→ **DATA ROWS**
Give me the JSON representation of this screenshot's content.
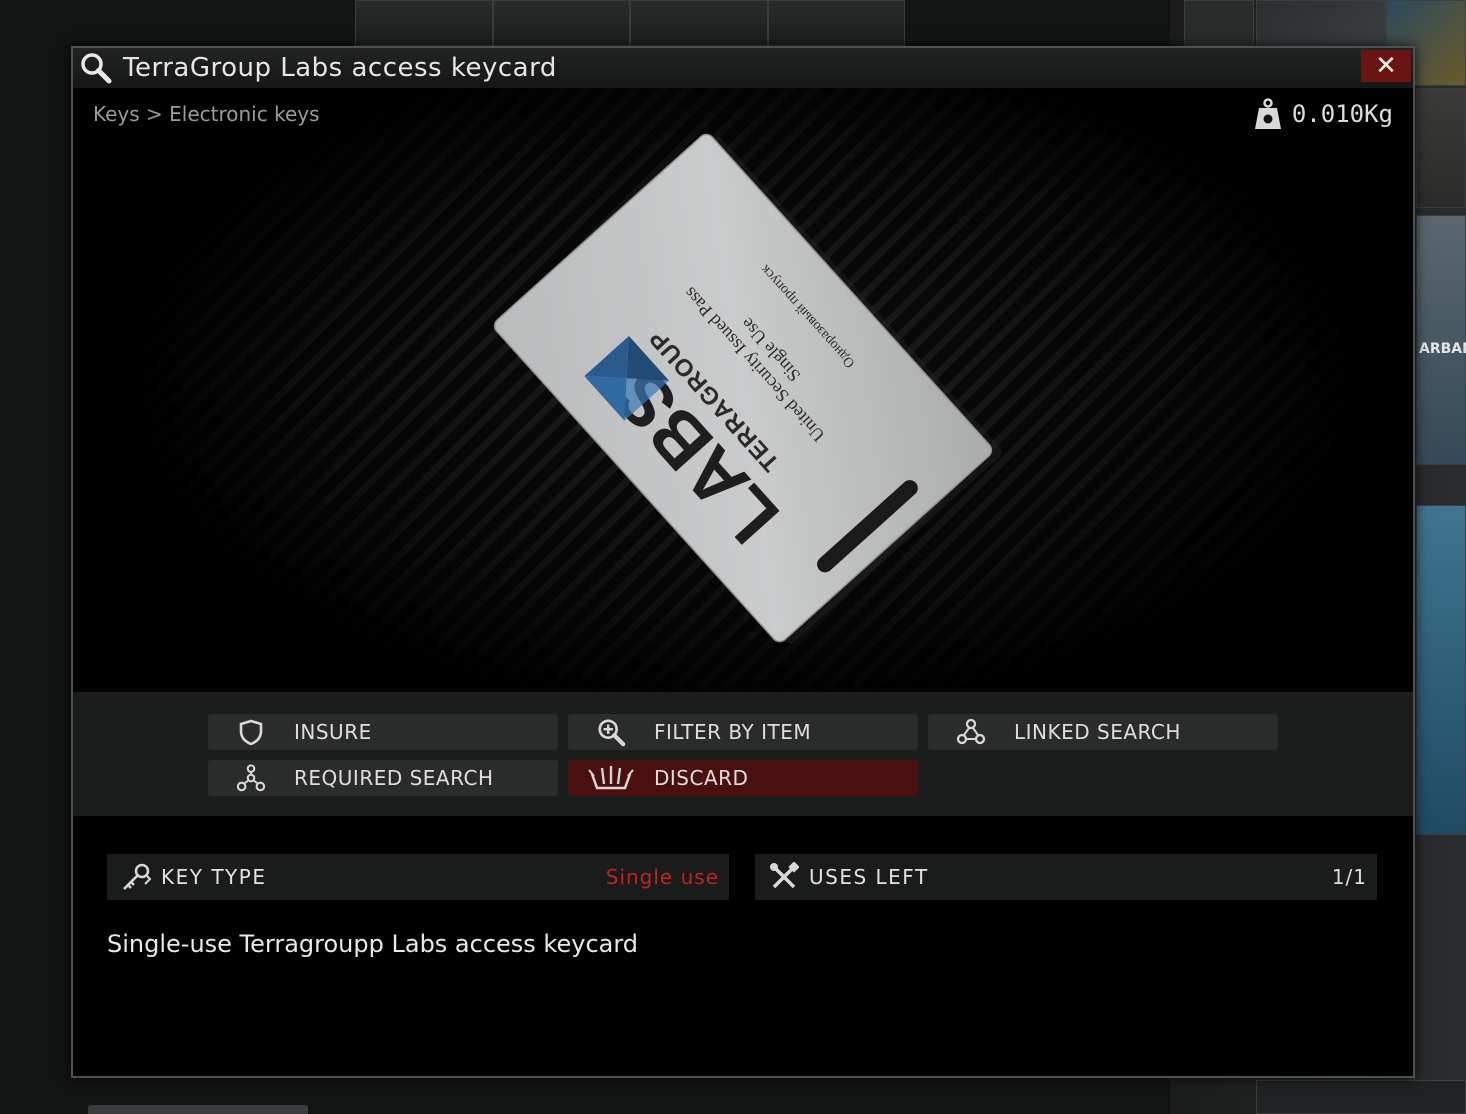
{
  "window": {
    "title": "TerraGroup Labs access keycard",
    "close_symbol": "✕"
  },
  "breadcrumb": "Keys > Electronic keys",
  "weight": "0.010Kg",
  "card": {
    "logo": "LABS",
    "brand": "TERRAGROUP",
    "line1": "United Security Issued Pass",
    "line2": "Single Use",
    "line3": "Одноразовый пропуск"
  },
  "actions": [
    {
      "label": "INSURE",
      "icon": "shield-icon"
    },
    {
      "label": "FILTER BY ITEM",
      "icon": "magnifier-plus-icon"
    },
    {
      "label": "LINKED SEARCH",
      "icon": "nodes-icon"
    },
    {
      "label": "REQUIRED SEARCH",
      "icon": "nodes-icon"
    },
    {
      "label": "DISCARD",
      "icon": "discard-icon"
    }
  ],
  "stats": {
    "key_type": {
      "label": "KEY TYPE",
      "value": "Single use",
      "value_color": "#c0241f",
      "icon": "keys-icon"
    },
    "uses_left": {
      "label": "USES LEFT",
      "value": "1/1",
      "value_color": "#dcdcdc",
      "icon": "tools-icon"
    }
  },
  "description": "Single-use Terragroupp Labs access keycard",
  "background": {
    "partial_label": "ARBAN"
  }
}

→ **WHAT NEEDS TO BE DONE**
Print each of the records above exactly as written, leaving no picture in the copy.

→ **TASK OUTPUT**
Give me the JSON representation of this screenshot's content.
{
  "window": {
    "title": "TerraGroup Labs access keycard",
    "close_symbol": "✕"
  },
  "breadcrumb": "Keys > Electronic keys",
  "weight": "0.010Kg",
  "card": {
    "logo": "LABS",
    "brand": "TERRAGROUP",
    "line1": "United Security Issued Pass",
    "line2": "Single Use",
    "line3": "Одноразовый пропуск"
  },
  "actions": [
    {
      "label": "INSURE",
      "icon": "shield-icon"
    },
    {
      "label": "FILTER BY ITEM",
      "icon": "magnifier-plus-icon"
    },
    {
      "label": "LINKED SEARCH",
      "icon": "nodes-icon"
    },
    {
      "label": "REQUIRED SEARCH",
      "icon": "nodes-icon"
    },
    {
      "label": "DISCARD",
      "icon": "discard-icon"
    }
  ],
  "stats": {
    "key_type": {
      "label": "KEY TYPE",
      "value": "Single use",
      "value_color": "#c0241f",
      "icon": "keys-icon"
    },
    "uses_left": {
      "label": "USES LEFT",
      "value": "1/1",
      "value_color": "#dcdcdc",
      "icon": "tools-icon"
    }
  },
  "description": "Single-use Terragroupp Labs access keycard",
  "background": {
    "partial_label": "ARBAN"
  }
}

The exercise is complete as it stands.